▸ **Brief**: Below are the records; locate each line with the word "text" and copy it.

▸ **Given data**:

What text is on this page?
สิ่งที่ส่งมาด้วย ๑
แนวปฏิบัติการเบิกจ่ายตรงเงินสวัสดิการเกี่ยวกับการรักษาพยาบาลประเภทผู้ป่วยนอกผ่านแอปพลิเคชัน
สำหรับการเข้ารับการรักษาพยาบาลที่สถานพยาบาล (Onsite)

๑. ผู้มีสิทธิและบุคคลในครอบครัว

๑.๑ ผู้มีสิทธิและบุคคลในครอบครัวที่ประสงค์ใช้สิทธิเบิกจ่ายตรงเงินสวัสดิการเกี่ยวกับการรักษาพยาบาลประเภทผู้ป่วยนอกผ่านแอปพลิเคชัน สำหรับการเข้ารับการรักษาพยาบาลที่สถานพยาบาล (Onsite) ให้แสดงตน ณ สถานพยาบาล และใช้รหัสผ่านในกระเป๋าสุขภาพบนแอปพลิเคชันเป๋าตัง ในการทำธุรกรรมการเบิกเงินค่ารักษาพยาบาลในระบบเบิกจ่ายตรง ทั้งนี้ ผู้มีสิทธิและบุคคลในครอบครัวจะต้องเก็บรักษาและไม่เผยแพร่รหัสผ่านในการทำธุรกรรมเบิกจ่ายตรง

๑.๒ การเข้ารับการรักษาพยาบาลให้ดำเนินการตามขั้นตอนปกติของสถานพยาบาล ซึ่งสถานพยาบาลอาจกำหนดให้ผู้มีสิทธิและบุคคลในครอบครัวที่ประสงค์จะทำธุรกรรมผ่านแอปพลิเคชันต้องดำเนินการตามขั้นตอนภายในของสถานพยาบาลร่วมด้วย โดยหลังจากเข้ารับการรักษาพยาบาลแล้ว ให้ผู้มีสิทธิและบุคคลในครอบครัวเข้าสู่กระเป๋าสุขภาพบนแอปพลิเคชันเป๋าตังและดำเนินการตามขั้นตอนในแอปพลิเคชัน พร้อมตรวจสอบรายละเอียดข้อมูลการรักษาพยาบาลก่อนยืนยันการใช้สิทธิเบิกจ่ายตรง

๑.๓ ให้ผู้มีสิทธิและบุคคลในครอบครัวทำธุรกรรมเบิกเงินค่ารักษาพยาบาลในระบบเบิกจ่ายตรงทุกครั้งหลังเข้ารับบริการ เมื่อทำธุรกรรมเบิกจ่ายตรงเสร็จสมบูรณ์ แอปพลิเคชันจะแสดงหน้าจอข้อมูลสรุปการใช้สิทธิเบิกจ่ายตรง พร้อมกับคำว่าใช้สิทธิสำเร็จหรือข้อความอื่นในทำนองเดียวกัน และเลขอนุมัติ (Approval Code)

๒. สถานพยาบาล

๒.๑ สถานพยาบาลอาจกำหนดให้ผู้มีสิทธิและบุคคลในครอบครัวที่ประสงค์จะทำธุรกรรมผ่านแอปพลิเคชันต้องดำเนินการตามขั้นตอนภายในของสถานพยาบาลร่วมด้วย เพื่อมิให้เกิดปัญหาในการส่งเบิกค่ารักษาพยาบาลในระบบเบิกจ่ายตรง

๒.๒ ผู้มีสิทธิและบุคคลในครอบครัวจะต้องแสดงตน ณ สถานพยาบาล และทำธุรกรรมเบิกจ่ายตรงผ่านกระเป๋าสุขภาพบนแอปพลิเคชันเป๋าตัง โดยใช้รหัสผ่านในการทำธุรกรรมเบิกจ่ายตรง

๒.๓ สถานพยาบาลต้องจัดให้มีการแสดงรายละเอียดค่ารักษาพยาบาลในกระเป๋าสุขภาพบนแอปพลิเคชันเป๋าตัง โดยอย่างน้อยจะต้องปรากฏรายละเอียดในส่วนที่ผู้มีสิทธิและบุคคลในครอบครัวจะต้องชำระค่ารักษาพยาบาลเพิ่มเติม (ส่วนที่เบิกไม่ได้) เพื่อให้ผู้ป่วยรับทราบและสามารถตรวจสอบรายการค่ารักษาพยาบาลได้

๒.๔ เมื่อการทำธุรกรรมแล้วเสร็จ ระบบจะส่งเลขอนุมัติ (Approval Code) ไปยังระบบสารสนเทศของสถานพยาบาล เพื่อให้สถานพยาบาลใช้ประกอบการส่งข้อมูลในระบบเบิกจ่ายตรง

---

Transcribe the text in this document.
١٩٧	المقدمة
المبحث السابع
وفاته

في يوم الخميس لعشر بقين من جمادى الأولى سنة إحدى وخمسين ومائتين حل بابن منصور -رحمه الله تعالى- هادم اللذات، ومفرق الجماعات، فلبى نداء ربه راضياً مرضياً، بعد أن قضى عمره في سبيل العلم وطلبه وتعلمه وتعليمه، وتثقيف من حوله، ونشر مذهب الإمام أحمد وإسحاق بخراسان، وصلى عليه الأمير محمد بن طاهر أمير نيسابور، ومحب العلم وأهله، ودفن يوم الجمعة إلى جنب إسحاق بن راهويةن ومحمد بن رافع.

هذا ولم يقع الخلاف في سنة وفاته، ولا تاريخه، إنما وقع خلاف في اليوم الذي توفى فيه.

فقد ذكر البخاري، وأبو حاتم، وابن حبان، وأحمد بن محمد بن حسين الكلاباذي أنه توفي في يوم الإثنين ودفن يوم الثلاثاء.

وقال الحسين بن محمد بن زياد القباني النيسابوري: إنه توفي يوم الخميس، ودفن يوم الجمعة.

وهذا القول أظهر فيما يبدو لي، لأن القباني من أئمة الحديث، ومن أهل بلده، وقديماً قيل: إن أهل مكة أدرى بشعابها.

* * *

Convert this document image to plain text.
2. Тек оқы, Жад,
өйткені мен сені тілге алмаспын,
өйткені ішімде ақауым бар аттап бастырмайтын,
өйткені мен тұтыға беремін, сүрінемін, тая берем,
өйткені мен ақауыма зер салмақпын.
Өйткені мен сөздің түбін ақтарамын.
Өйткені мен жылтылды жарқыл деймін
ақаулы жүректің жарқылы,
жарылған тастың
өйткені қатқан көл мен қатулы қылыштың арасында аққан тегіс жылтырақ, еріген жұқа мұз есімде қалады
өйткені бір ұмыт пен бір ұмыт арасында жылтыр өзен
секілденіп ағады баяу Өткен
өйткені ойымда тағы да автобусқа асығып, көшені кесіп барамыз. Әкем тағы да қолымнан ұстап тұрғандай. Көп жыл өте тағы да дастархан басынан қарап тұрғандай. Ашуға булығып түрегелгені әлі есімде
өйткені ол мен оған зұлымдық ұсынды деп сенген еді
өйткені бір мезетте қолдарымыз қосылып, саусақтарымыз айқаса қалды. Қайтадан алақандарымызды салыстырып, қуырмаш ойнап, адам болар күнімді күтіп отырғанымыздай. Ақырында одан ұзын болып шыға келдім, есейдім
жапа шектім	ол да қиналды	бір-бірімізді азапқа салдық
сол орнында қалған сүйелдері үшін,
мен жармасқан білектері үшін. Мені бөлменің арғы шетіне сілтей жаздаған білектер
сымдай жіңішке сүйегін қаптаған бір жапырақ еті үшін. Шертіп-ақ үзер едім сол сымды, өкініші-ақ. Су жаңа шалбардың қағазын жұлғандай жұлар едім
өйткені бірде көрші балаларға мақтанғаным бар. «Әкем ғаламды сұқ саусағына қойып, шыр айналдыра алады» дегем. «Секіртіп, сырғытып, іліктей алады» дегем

▸ **Solution to this problem**:
What text is on this page?
Transcribe the text in this document.
Convert this document image to plain text.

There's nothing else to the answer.